**AIM:**
Check every line below for the word "referred" and show those that hold it.

[Collected data]

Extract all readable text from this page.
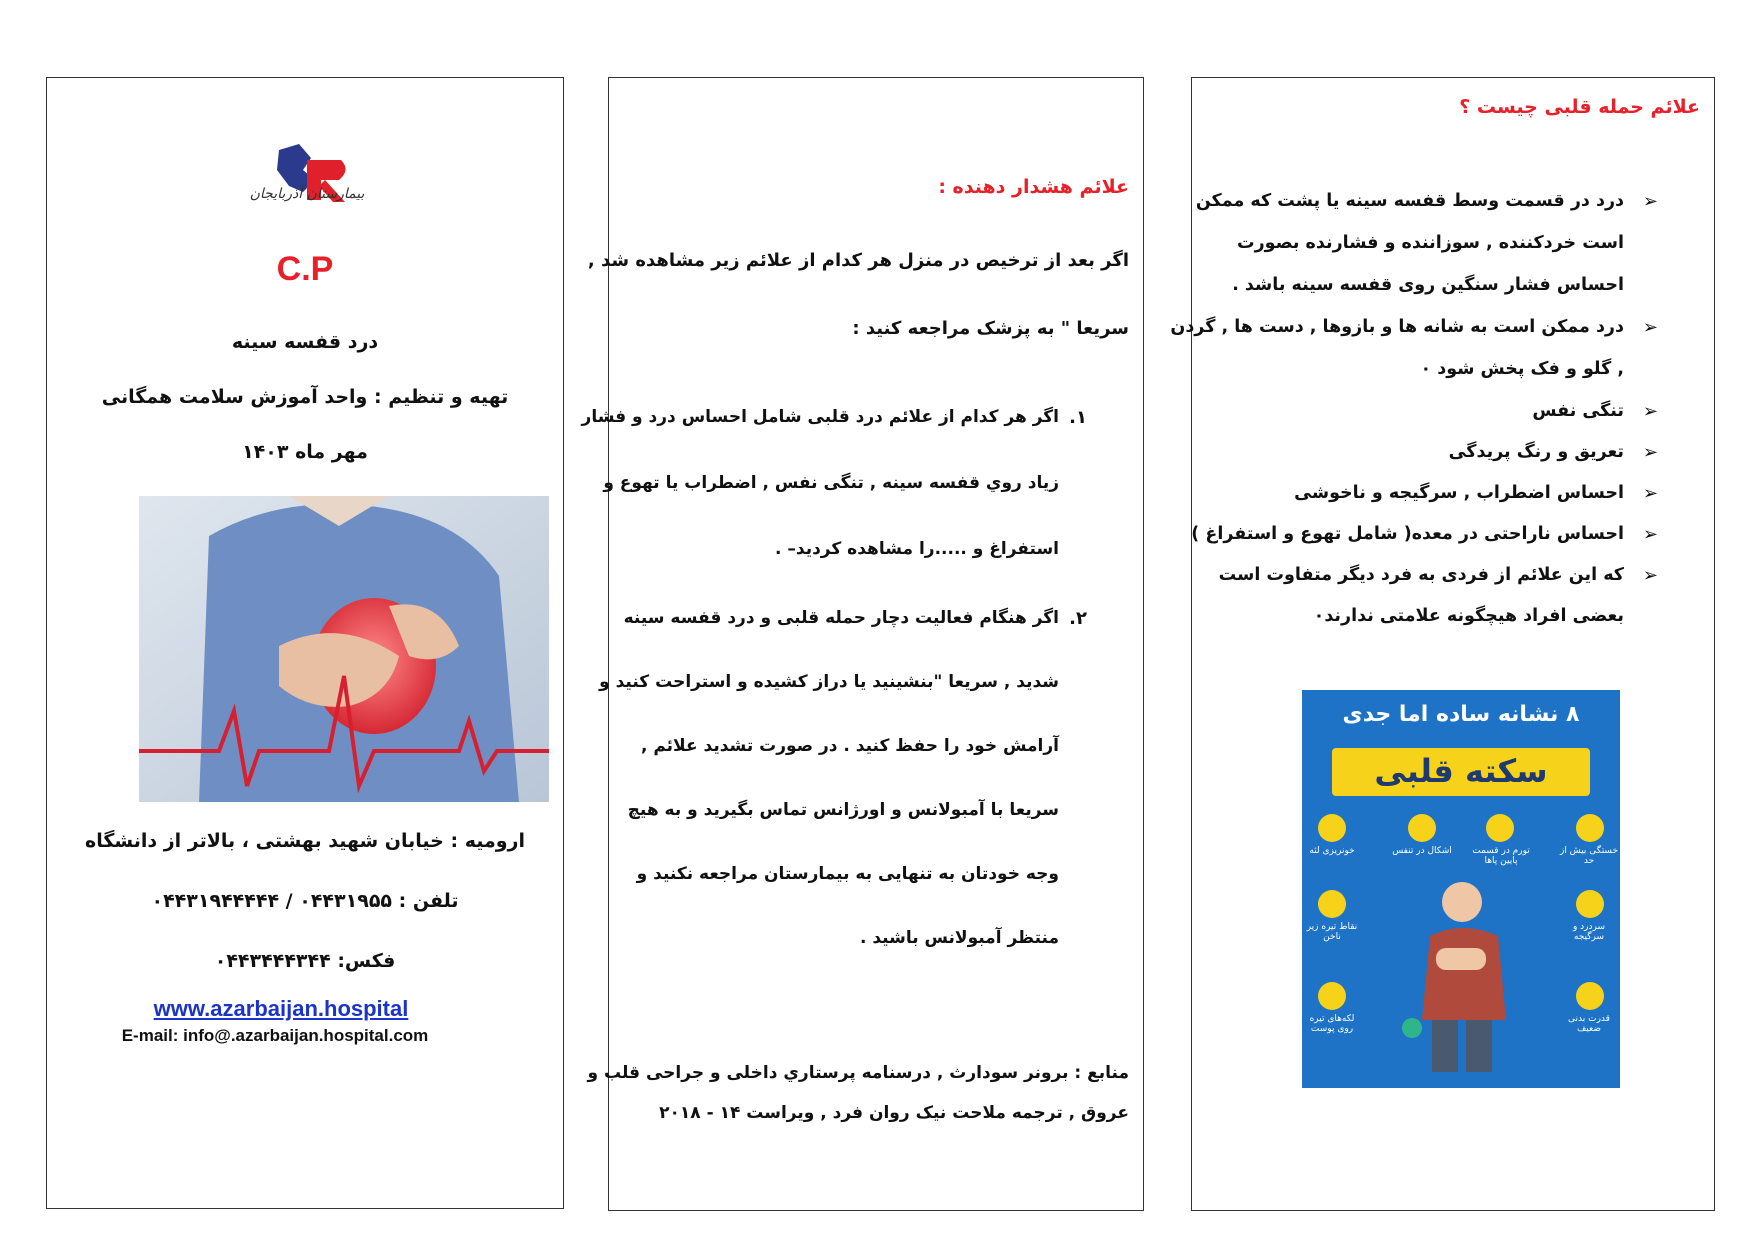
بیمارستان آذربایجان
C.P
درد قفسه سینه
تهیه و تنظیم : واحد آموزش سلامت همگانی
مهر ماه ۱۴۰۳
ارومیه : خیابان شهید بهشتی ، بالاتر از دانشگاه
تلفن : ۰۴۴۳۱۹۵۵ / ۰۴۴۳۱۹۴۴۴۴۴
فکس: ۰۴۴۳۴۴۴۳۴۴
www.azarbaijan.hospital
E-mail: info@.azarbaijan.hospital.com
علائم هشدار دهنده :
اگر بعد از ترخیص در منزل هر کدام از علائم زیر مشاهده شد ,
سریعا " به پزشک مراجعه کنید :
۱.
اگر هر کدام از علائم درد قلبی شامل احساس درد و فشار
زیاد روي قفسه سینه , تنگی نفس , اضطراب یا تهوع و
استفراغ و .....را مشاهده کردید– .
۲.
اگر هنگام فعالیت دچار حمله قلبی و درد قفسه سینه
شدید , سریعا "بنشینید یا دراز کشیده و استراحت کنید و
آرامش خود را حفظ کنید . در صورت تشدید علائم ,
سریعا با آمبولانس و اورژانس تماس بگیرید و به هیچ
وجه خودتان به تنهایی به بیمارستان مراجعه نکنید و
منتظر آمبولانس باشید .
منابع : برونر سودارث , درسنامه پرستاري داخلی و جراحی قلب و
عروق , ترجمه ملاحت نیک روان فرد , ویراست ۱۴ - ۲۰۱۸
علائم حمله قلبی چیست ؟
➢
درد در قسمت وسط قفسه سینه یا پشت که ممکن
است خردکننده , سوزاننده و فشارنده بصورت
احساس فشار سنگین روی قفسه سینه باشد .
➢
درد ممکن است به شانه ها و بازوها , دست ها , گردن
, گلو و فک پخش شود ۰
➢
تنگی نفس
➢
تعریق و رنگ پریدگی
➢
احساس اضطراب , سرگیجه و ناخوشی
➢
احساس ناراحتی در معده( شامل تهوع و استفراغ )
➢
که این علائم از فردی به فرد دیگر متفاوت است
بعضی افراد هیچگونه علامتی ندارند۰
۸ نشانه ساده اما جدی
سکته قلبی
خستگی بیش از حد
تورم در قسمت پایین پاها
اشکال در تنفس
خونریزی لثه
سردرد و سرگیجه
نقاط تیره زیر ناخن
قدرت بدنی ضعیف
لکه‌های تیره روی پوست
--
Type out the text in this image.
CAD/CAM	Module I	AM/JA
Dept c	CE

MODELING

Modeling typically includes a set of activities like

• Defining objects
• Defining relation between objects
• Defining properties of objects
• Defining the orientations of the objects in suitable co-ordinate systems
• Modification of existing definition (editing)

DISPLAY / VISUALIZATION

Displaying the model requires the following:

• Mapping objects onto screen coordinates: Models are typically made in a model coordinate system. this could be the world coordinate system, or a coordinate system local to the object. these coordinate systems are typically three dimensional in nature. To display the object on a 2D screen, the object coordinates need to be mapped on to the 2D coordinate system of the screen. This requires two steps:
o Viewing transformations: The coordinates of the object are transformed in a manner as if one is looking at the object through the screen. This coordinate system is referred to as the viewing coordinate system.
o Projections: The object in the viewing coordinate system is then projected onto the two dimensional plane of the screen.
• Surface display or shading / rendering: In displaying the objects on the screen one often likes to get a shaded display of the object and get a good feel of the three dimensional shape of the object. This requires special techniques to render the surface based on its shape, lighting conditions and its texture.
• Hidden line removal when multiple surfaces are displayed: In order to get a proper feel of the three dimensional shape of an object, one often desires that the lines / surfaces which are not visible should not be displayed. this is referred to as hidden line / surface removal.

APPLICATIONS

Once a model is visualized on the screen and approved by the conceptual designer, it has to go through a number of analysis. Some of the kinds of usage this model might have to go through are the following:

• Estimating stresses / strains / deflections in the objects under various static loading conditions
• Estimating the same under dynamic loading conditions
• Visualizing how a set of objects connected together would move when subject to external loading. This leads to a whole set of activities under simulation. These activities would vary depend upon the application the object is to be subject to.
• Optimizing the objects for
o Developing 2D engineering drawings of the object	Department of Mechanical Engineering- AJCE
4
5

**SOLUTION TO THE EXERCISE:**
o Viewing transformations: The coordinates of the object are transformed in a manner as if one is looking at the object through the screen. This coordinate system is referred to as the viewing coordinate system.
• Hidden line removal when multiple surfaces are displayed: In order to get a proper feel of the three dimensional shape of an object, one often desires that the lines / surfaces which are not visible should not be displayed. this is referred to as hidden line / surface removal.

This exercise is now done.